*Extracted records*
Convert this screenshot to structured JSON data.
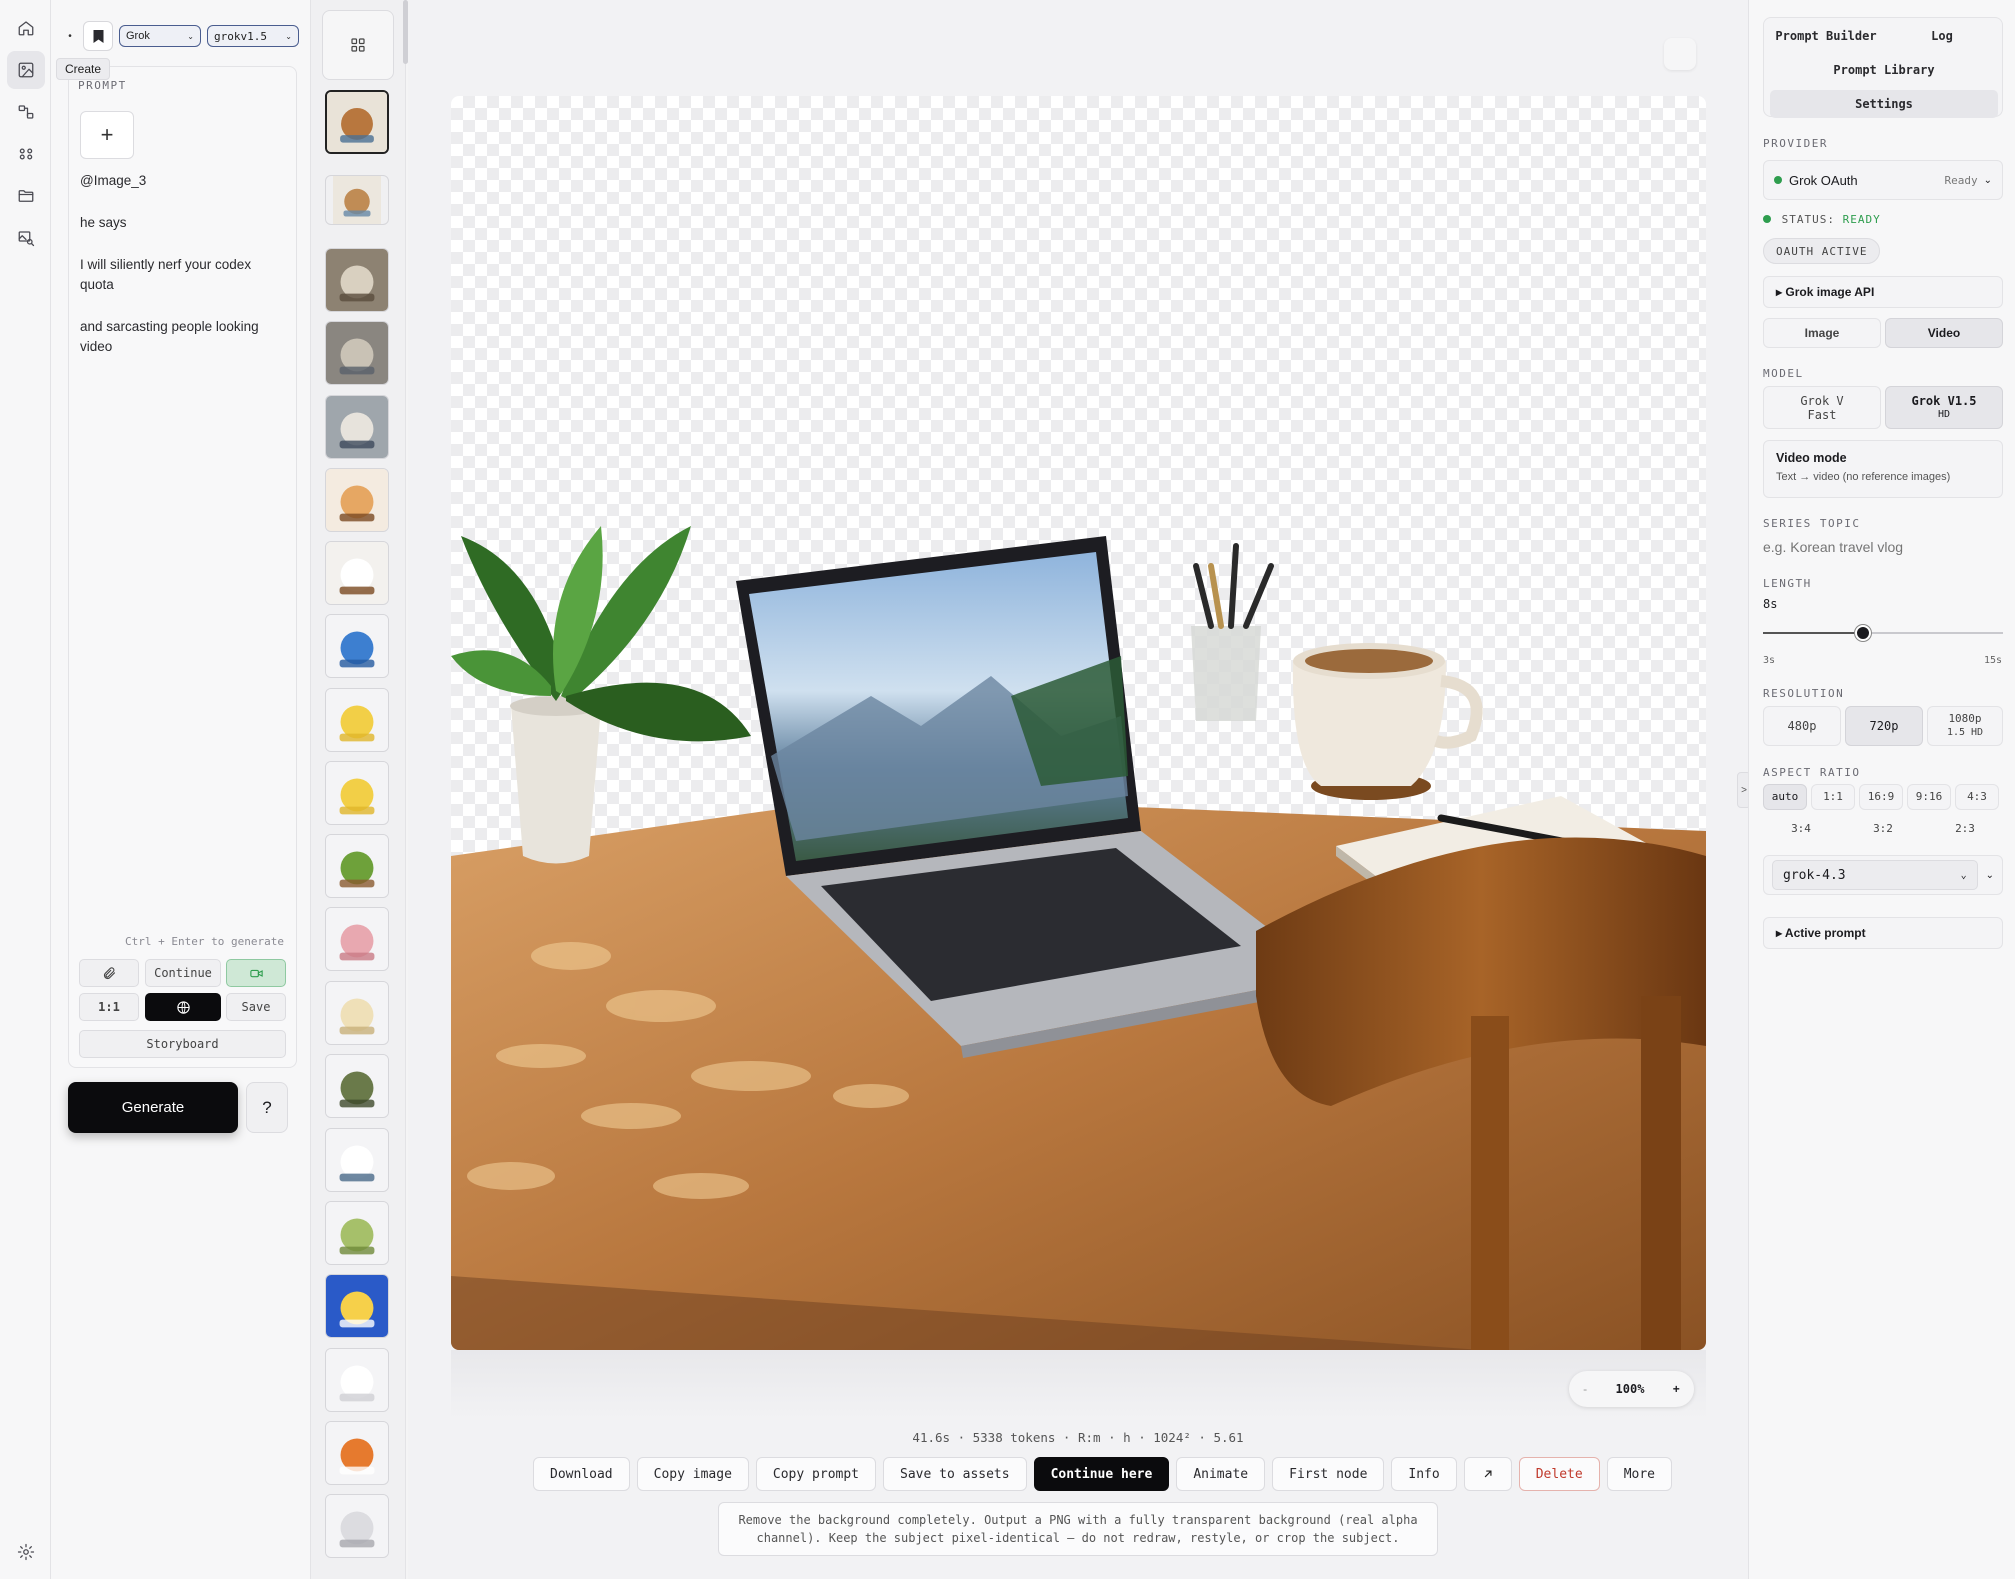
{
  "rail": {
    "tooltip": "Create",
    "icons": [
      "home-icon",
      "image-icon",
      "workflow-icon",
      "filters-icon",
      "folder-icon",
      "image-search-icon"
    ],
    "settings_icon": "gear-icon"
  },
  "prompt_panel": {
    "provider_select": "Grok",
    "model_select": "grokv1.5",
    "section_label": "PROMPT",
    "add_label": "+",
    "lines": [
      "@Image_3",
      "he says",
      "I will siliently nerf your codex quota",
      "and sarcasting people looking video"
    ],
    "hint": "Ctrl + Enter to generate",
    "continue_label": "Continue",
    "ratio_label": "1:1",
    "save_label": "Save",
    "storyboard_label": "Storyboard",
    "generate_label": "Generate",
    "help_label": "?"
  },
  "thumbnails": [
    "desk-laptop",
    "desk-laptop-2",
    "room-collage",
    "laptop-room",
    "person-standing",
    "cat-face",
    "coffee-cup",
    "blue-umbrella",
    "yellow-star",
    "yellow-star-2",
    "avocado-character",
    "paper-crane",
    "perfume-bottle",
    "dragon-figure",
    "astronaut-figure",
    "maple-leaf",
    "korean-poster",
    "white-sneaker",
    "fox-face",
    "glass-item"
  ],
  "canvas": {
    "zoom_minus": "-",
    "zoom_value": "100%",
    "zoom_plus": "+",
    "meta": "41.6s · 5338 tokens · R:m · h · 1024² · 5.61",
    "actions": {
      "download": "Download",
      "copy_image": "Copy image",
      "copy_prompt": "Copy prompt",
      "save_assets": "Save to assets",
      "continue_here": "Continue here",
      "animate": "Animate",
      "first_node": "First node",
      "info": "Info",
      "delete": "Delete",
      "more": "More"
    },
    "description": "Remove the background completely. Output a PNG with a fully transparent background (real alpha channel). Keep the subject pixel-identical — do not redraw, restyle, or crop the subject."
  },
  "settings": {
    "tabs": [
      "Prompt Builder",
      "Log",
      "Prompt Library",
      "Settings"
    ],
    "provider_label": "PROVIDER",
    "provider_name": "Grok OAuth",
    "provider_state": "Ready",
    "status_prefix": "STATUS:",
    "status_value": "READY",
    "oauth_badge": "OAUTH ACTIVE",
    "api_section": "▸ Grok image API",
    "mode_image": "Image",
    "mode_video": "Video",
    "model_label": "MODEL",
    "model_a_line1": "Grok V",
    "model_a_line2": "Fast",
    "model_b_line1": "Grok V1.5",
    "model_b_line2": "HD",
    "video_mode_title": "Video mode",
    "video_mode_desc": "Text → video (no reference images)",
    "series_label": "SERIES TOPIC",
    "series_placeholder": "e.g. Korean travel vlog",
    "length_label": "LENGTH",
    "length_value": "8s",
    "length_fraction": 0.417,
    "length_min": "3s",
    "length_max": "15s",
    "resolution_label": "RESOLUTION",
    "res_480": "480p",
    "res_720": "720p",
    "res_1080_line1": "1080p",
    "res_1080_line2": "1.5 HD",
    "aspect_label": "ASPECT RATIO",
    "aspects_row1": [
      "auto",
      "1:1",
      "16:9",
      "9:16",
      "4:3"
    ],
    "aspects_row2": [
      "3:4",
      "3:2",
      "2:3"
    ],
    "llm_select": "grok-4.3",
    "active_prompt": "▸ Active prompt"
  },
  "colors": {
    "accent": "#0b0b0d",
    "status_green": "#2e9d4e",
    "select_border": "#4a5d8f",
    "delete_red": "#c0392b"
  }
}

*The request*
Check each line of the records for the word "Continue", and show the lines that contain it.

*Full solution*
    "continue_label": "Continue",
      "continue_here": "Continue here",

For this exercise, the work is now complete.